結構、いい運動になるし、車窓からの景色に四季の変化を感じて楽しい。
気の弱い老人や年寄りは、座席を譲られると座らないと申し訳ないと思って
座ってしまうかもしれないが、そこは同調圧力に負けてはいけない。
若者に席を譲られても、次のように応じればいい。
「ありがとう、でも今、こうやって運動しているんです。
大丈夫ですよ。お気持ち、ほんとうに感謝します」
こんなふうに丁寧に辞退すれば、相手も嫌な思いはしないだろう。
それが健康のため、体力づくりのため、自分のためだ。
なにも高いお金を払って、ジムや水泳に通ったり、時間をかけて歩き回ったり、
老人や年寄りで集まって、ハイキングなどに行く必要もない。
行ったって、はぐれたり、遭難して、人に迷惑をかけるのがオチなのだから。

(元データ)

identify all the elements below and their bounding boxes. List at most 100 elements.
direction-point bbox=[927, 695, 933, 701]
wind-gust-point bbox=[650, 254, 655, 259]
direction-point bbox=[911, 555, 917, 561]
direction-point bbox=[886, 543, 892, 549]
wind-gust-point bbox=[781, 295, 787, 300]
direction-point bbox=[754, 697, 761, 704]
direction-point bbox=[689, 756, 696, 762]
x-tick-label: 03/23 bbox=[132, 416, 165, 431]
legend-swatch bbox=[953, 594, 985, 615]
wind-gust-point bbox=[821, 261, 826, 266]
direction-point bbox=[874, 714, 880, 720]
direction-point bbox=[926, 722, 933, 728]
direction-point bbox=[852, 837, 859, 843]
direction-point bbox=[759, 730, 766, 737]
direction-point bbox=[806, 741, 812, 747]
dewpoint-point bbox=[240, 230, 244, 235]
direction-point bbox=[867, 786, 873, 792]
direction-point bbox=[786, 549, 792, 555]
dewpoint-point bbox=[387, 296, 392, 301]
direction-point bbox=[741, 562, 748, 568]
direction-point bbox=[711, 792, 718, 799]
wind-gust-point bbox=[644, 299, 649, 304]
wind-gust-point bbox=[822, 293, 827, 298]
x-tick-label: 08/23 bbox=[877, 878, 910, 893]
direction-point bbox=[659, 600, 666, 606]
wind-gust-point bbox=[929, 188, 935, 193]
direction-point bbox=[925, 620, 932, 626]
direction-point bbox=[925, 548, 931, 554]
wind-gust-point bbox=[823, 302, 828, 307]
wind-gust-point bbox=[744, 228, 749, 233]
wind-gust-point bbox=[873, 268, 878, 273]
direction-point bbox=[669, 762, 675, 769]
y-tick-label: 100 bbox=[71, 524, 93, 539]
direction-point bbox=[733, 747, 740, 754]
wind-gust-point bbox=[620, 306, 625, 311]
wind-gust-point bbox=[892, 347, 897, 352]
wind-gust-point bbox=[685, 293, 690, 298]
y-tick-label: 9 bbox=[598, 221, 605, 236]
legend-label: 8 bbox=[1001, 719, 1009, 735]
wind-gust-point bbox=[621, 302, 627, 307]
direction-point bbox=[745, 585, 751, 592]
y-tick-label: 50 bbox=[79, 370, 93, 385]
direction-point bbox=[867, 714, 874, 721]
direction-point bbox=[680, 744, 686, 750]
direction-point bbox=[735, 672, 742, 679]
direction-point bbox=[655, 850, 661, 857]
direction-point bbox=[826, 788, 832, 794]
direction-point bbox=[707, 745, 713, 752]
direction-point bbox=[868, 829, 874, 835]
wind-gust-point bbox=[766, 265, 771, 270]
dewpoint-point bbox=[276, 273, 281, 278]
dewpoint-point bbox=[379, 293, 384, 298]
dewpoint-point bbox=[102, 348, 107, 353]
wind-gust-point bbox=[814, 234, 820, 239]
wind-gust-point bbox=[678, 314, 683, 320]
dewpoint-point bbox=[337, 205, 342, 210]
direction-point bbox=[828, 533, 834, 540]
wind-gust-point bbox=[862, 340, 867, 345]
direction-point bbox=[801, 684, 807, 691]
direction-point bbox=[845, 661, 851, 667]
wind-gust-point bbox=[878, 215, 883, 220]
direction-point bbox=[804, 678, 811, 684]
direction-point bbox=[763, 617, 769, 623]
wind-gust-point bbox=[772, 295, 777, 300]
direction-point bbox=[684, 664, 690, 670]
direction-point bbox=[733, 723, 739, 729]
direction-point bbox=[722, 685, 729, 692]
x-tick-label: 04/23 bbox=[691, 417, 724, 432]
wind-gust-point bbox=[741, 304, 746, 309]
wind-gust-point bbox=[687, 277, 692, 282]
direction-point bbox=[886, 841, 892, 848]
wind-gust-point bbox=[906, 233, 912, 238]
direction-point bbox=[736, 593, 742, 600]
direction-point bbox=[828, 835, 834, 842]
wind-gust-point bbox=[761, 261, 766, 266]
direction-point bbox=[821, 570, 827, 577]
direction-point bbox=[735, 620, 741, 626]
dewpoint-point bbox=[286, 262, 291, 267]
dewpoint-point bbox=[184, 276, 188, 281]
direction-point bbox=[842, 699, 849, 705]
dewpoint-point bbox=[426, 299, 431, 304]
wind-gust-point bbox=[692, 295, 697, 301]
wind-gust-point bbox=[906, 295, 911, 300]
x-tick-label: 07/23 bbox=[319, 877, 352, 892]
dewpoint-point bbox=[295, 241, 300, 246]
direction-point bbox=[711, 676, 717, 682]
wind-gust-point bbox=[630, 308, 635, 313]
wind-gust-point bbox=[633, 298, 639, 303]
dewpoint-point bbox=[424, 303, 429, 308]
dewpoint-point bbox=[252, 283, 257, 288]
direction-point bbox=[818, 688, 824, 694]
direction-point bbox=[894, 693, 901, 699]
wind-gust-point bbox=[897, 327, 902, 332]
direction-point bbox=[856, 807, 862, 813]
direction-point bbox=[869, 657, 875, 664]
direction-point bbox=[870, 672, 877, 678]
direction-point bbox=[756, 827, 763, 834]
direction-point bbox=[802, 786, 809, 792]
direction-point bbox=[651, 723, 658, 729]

作業内容:
文書抜粋では、老人や年寄りで集まってハイキングなどに行く必要もないと述べていますが、その理由として何を挙げていますか？

解答:
行ったとしても、はぐれたり遭難したりして、人に迷惑をかけるのがオチだからです。